MATERIAL
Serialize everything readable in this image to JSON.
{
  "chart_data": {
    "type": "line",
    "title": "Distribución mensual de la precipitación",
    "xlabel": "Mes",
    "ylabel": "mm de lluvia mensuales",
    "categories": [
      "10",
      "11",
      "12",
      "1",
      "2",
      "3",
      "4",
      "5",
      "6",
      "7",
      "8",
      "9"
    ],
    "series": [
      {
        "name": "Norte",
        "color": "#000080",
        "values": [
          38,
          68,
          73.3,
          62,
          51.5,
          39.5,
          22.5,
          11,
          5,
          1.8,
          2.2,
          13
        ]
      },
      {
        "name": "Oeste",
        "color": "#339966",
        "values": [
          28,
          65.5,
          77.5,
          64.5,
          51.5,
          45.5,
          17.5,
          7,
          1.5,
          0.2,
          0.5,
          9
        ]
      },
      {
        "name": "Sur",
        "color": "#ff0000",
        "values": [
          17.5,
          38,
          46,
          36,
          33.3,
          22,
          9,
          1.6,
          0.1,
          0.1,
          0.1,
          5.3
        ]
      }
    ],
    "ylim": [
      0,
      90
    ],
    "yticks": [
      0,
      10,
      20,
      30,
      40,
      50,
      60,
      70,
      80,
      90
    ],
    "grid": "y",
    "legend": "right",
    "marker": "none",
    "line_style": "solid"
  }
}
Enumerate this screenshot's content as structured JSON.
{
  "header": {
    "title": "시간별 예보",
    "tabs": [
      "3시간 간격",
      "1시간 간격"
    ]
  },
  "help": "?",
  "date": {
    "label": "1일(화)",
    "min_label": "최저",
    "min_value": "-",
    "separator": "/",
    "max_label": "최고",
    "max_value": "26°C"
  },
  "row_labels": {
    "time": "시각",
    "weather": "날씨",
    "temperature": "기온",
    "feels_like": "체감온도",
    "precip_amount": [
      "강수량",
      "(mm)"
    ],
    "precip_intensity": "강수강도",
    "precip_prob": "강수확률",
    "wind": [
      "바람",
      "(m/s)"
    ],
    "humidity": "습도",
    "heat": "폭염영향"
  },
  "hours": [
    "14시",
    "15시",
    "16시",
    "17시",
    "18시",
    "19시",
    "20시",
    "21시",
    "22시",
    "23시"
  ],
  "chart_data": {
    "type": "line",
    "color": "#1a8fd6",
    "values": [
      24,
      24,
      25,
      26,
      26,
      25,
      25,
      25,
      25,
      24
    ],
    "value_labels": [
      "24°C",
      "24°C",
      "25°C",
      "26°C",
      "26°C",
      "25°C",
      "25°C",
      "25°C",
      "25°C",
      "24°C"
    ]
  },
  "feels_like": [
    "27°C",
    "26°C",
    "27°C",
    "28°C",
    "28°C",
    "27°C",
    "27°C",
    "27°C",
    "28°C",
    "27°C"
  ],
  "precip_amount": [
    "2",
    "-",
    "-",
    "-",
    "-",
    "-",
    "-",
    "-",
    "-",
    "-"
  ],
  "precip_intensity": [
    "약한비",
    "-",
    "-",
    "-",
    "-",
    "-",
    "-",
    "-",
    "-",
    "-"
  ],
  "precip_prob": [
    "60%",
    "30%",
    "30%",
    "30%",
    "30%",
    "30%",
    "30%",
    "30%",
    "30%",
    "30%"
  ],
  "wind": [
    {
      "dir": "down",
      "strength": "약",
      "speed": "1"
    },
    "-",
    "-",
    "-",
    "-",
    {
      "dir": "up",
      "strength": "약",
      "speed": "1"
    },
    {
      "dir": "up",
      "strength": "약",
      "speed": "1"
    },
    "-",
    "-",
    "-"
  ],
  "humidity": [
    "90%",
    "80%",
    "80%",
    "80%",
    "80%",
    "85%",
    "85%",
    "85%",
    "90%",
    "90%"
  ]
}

WHAT THE TASK REQUIRES
Output the complete data exactly as written.

WRITTEN ANSWER
Serialize everything readable in this image to JSON.
{
  "chart_data": {
    "type": "line",
    "title": "Distribución mensual de la precipitación",
    "xlabel": "Mes",
    "ylabel": "mm de lluvia mensuales",
    "categories": [
      "10",
      "11",
      "12",
      "1",
      "2",
      "3",
      "4",
      "5",
      "6",
      "7",
      "8",
      "9"
    ],
    "series": [
      {
        "name": "Norte",
        "color": "#000080",
        "values": [
          38,
          68,
          73.3,
          62,
          51.5,
          39.5,
          22.5,
          11,
          5,
          1.8,
          2.2,
          13
        ]
      },
      {
        "name": "Oeste",
        "color": "#339966",
        "values": [
          28,
          65.5,
          77.5,
          64.5,
          51.5,
          45.5,
          17.5,
          7,
          1.5,
          0.2,
          0.5,
          9
        ]
      },
      {
        "name": "Sur",
        "color": "#ff0000",
        "values": [
          17.5,
          38,
          46,
          36,
          33.3,
          22,
          9,
          1.6,
          0.1,
          0.1,
          0.1,
          5.3
        ]
      }
    ],
    "ylim": [
      0,
      90
    ],
    "yticks": [
      0,
      10,
      20,
      30,
      40,
      50,
      60,
      70,
      80,
      90
    ],
    "grid": "y",
    "legend": "right",
    "marker": "none",
    "line_style": "solid"
  }
}
Enumerate this screenshot's content as structured JSON.
{
  "header": {
    "title": "시간별 예보",
    "tabs": [
      "3시간 간격",
      "1시간 간격"
    ]
  },
  "help": "?",
  "date": {
    "label": "1일(화)",
    "min_label": "최저",
    "min_value": "-",
    "separator": "/",
    "max_label": "최고",
    "max_value": "26°C"
  },
  "row_labels": {
    "time": "시각",
    "weather": "날씨",
    "temperature": "기온",
    "feels_like": "체감온도",
    "precip_amount": [
      "강수량",
      "(mm)"
    ],
    "precip_intensity": "강수강도",
    "precip_prob": "강수확률",
    "wind": [
      "바람",
      "(m/s)"
    ],
    "humidity": "습도",
    "heat": "폭염영향"
  },
  "hours": [
    "14시",
    "15시",
    "16시",
    "17시",
    "18시",
    "19시",
    "20시",
    "21시",
    "22시",
    "23시"
  ],
  "chart_data": {
    "type": "line",
    "color": "#1a8fd6",
    "values": [
      24,
      24,
      25,
      26,
      26,
      25,
      25,
      25,
      25,
      24
    ],
    "value_labels": [
      "24°C",
      "24°C",
      "25°C",
      "26°C",
      "26°C",
      "25°C",
      "25°C",
      "25°C",
      "25°C",
      "24°C"
    ]
  },
  "feels_like": [
    "27°C",
    "26°C",
    "27°C",
    "28°C",
    "28°C",
    "27°C",
    "27°C",
    "27°C",
    "28°C",
    "27°C"
  ],
  "precip_amount": [
    "2",
    "-",
    "-",
    "-",
    "-",
    "-",
    "-",
    "-",
    "-",
    "-"
  ],
  "precip_intensity": [
    "약한비",
    "-",
    "-",
    "-",
    "-",
    "-",
    "-",
    "-",
    "-",
    "-"
  ],
  "precip_prob": [
    "60%",
    "30%",
    "30%",
    "30%",
    "30%",
    "30%",
    "30%",
    "30%",
    "30%",
    "30%"
  ],
  "wind": [
    {
      "dir": "down",
      "strength": "약",
      "speed": "1"
    },
    "-",
    "-",
    "-",
    "-",
    {
      "dir": "up",
      "strength": "약",
      "speed": "1"
    },
    {
      "dir": "up",
      "strength": "약",
      "speed": "1"
    },
    "-",
    "-",
    "-"
  ],
  "humidity": [
    "90%",
    "80%",
    "80%",
    "80%",
    "80%",
    "85%",
    "85%",
    "85%",
    "90%",
    "90%"
  ]
}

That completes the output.